Assignment » The records are to be reproduced verbatim.

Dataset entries
++++++++++++++++++++
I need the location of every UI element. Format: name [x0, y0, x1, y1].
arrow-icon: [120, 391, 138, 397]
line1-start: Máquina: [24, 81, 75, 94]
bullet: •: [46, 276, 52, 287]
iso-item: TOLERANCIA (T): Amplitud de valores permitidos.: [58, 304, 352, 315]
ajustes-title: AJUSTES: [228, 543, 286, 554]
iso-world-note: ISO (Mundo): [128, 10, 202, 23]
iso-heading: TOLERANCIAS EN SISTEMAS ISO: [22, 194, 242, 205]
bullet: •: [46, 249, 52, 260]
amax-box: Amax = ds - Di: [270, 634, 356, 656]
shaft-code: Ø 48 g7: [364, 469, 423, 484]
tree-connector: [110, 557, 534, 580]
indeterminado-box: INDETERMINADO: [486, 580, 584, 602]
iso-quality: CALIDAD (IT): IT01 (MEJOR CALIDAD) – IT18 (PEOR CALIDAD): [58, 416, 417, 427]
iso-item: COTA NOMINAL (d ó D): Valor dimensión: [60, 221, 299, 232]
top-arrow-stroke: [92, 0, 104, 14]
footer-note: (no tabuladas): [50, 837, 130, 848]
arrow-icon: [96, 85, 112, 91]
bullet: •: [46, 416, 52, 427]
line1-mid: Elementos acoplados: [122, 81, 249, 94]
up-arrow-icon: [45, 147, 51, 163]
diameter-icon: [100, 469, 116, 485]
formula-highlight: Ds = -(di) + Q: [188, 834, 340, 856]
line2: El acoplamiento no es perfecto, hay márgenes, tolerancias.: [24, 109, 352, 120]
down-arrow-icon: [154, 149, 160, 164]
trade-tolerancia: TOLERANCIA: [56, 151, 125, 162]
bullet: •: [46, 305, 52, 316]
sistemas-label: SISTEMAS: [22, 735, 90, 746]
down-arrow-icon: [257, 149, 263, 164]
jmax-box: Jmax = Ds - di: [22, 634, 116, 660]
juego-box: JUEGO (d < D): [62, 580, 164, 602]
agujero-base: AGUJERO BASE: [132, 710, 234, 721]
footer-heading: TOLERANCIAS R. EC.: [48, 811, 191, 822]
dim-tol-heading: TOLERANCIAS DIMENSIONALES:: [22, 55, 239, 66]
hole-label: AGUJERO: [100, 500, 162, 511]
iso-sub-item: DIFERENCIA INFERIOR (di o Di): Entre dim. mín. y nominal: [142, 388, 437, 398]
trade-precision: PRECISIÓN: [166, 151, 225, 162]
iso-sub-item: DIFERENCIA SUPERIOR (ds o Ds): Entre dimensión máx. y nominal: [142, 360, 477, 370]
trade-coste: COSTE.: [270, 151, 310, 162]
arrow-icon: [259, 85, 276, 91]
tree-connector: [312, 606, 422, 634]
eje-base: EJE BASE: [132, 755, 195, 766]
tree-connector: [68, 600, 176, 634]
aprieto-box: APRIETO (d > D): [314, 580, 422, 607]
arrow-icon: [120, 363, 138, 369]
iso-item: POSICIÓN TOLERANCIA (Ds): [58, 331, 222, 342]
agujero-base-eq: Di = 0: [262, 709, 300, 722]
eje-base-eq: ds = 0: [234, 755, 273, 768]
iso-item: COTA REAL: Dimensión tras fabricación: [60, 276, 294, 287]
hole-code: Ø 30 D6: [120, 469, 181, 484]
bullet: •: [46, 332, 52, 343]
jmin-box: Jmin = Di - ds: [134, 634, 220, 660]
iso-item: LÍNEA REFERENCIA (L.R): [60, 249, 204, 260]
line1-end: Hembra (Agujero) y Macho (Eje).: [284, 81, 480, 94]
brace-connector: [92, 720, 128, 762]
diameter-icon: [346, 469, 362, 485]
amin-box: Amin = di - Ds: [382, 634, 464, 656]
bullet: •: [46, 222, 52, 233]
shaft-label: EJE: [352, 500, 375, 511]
++++++++++++++++++++
Task answer »
I need the location of every UI element. Format: name [x0, y0, x1, y1].
arrow-icon: [120, 391, 138, 397]
line1-start: Máquina: [24, 81, 75, 94]
bullet: •: [46, 276, 52, 287]
iso-item: TOLERANCIA (T): Amplitud de valores permitidos.: [58, 304, 352, 315]
ajustes-title: AJUSTES: [228, 543, 286, 554]
iso-world-note: ISO (Mundo): [128, 10, 202, 23]
iso-heading: TOLERANCIAS EN SISTEMAS ISO: [22, 194, 242, 205]
bullet: •: [46, 249, 52, 260]
amax-box: Amax = ds - Di: [270, 634, 356, 656]
shaft-code: Ø 48 g7: [364, 469, 423, 484]
tree-connector: [110, 557, 534, 580]
indeterminado-box: INDETERMINADO: [486, 580, 584, 602]
iso-quality: CALIDAD (IT): IT01 (MEJOR CALIDAD) – IT18 (PEOR CALIDAD): [58, 416, 417, 427]
iso-item: COTA NOMINAL (d ó D): Valor dimensión: [60, 221, 299, 232]
top-arrow-stroke: [92, 0, 104, 14]
footer-note: (no tabuladas): [50, 837, 130, 848]
arrow-icon: [96, 85, 112, 91]
bullet: •: [46, 416, 52, 427]
line1-mid: Elementos acoplados: [122, 81, 249, 94]
up-arrow-icon: [45, 147, 51, 163]
diameter-icon: [100, 469, 116, 485]
formula-highlight: Ds = -(di) + Q: [188, 834, 340, 856]
line2: El acoplamiento no es perfecto, hay márgenes, tolerancias.: [24, 109, 352, 120]
down-arrow-icon: [154, 149, 160, 164]
trade-tolerancia: TOLERANCIA: [56, 151, 125, 162]
bullet: •: [46, 305, 52, 316]
sistemas-label: SISTEMAS: [22, 735, 90, 746]
down-arrow-icon: [257, 149, 263, 164]
jmax-box: Jmax = Ds - di: [22, 634, 116, 660]
juego-box: JUEGO (d < D): [62, 580, 164, 602]
agujero-base: AGUJERO BASE: [132, 710, 234, 721]
footer-heading: TOLERANCIAS R. EC.: [48, 811, 191, 822]
dim-tol-heading: TOLERANCIAS DIMENSIONALES:: [22, 55, 239, 66]
hole-label: AGUJERO: [100, 500, 162, 511]
iso-sub-item: DIFERENCIA INFERIOR (di o Di): Entre dim. mín. y nominal: [142, 388, 437, 398]
trade-precision: PRECISIÓN: [166, 151, 225, 162]
iso-sub-item: DIFERENCIA SUPERIOR (ds o Ds): Entre dimensión máx. y nominal: [142, 360, 477, 370]
trade-coste: COSTE.: [270, 151, 310, 162]
arrow-icon: [259, 85, 276, 91]
tree-connector: [312, 606, 422, 634]
eje-base: EJE BASE: [132, 755, 195, 766]
tree-connector: [68, 600, 176, 634]
aprieto-box: APRIETO (d > D): [314, 580, 422, 607]
arrow-icon: [120, 363, 138, 369]
iso-item: POSICIÓN TOLERANCIA (Ds): [58, 331, 222, 342]
agujero-base-eq: Di = 0: [262, 709, 300, 722]
eje-base-eq: ds = 0: [234, 755, 273, 768]
iso-item: COTA REAL: Dimensión tras fabricación: [60, 276, 294, 287]
hole-code: Ø 30 D6: [120, 469, 181, 484]
bullet: •: [46, 332, 52, 343]
jmin-box: Jmin = Di - ds: [134, 634, 220, 660]
iso-item: LÍNEA REFERENCIA (L.R): [60, 249, 204, 260]
line1-end: Hembra (Agujero) y Macho (Eje).: [284, 81, 480, 94]
brace-connector: [92, 720, 128, 762]
diameter-icon: [346, 469, 362, 485]
amin-box: Amin = di - Ds: [382, 634, 464, 656]
bullet: •: [46, 222, 52, 233]
shaft-label: EJE: [352, 500, 375, 511]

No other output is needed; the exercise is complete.